WHAT TO DO: Gather all lines with the word "dans" in them.

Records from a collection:
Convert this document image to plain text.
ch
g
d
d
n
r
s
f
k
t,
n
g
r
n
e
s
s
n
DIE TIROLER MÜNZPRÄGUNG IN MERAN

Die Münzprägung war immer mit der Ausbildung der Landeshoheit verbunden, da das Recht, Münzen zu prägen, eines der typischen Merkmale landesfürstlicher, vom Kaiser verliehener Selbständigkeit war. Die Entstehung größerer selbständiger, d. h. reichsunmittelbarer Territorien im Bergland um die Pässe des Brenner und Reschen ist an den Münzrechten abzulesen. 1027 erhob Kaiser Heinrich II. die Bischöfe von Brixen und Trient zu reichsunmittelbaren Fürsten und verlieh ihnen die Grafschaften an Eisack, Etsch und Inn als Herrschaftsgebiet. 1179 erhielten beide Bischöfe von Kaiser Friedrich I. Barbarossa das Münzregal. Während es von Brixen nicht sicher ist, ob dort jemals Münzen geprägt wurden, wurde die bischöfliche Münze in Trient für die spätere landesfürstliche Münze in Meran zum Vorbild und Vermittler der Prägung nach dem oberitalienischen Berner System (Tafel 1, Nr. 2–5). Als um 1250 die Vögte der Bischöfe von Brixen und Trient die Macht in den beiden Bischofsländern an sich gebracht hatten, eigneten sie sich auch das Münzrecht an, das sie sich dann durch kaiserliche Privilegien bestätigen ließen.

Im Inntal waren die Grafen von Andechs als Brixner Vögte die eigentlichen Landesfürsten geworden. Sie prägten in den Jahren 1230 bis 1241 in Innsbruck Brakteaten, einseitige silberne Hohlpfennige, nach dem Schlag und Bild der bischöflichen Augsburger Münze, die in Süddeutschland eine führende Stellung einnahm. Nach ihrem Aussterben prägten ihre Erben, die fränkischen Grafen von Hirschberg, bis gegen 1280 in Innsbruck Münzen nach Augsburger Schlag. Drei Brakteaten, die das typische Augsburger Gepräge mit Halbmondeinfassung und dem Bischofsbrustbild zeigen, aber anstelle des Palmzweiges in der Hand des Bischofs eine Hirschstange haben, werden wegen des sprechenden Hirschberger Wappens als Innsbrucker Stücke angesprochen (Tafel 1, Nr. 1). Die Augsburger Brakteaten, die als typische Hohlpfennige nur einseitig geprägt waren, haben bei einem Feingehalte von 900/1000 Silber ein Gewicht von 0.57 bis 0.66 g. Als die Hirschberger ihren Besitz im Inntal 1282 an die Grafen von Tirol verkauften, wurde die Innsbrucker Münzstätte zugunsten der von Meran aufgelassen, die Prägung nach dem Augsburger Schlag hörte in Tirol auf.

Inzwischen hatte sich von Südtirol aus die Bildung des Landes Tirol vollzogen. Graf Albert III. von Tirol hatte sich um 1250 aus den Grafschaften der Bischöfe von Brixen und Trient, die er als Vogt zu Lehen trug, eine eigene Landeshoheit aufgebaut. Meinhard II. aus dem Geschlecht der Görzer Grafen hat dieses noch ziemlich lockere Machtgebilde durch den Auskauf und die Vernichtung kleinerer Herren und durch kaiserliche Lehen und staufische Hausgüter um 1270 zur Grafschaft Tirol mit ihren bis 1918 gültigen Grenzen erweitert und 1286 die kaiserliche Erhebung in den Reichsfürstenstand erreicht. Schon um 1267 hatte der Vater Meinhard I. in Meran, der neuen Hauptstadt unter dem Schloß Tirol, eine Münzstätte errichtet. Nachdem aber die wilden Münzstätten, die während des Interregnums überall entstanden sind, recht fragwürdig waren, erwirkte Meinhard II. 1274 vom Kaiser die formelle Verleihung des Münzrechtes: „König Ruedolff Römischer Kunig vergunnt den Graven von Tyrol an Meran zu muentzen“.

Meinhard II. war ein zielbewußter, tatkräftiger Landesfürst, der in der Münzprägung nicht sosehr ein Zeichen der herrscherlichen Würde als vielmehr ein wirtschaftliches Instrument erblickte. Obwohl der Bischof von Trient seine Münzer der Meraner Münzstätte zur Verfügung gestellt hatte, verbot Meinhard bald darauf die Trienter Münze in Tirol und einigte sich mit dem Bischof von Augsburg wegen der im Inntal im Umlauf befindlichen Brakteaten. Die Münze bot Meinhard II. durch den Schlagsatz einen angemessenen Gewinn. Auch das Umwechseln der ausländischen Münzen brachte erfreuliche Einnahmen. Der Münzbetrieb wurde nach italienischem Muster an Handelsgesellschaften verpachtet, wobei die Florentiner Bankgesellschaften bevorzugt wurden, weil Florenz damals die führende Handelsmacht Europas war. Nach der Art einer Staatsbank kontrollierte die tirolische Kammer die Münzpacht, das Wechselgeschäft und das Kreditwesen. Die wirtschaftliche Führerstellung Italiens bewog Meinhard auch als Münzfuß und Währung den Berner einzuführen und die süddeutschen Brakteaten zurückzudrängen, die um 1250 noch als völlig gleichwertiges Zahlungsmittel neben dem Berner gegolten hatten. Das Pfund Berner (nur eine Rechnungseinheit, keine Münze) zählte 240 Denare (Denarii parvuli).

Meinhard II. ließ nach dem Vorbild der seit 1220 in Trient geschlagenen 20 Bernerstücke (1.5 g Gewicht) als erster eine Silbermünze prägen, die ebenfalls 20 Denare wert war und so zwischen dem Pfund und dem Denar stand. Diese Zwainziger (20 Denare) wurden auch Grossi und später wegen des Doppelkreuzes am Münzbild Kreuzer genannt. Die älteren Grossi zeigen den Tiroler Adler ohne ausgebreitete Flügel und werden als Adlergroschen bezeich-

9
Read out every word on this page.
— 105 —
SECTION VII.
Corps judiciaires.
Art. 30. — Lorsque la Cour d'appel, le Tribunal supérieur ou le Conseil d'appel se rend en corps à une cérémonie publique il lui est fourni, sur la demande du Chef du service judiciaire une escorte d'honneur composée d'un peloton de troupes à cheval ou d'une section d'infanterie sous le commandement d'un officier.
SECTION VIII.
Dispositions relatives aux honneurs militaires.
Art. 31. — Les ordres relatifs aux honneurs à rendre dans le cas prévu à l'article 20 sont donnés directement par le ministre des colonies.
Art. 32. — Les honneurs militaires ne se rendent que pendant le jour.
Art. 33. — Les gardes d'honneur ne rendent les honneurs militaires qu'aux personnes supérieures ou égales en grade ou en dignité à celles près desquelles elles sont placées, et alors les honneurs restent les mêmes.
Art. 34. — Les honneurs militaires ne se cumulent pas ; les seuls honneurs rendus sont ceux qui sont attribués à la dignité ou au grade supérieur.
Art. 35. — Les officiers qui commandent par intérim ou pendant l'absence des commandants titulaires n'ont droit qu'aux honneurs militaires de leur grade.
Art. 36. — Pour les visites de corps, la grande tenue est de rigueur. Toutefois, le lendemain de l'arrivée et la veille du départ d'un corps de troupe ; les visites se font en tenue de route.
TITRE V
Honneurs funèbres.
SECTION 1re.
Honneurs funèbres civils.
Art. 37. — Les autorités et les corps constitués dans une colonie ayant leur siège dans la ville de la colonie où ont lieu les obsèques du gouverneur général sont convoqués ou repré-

ANSWER FOR THIS EXERCISE:
Art. 31. — Les ordres relatifs aux honneurs à rendre dans le cas prévu à l'article 20 sont donnés directement par le ministre des colonies.
Art. 37. — Les autorités et les corps constitués dans une colonie ayant leur siège dans la ville de la colonie où ont lieu les obsèques du gouverneur général sont convoqués ou repré-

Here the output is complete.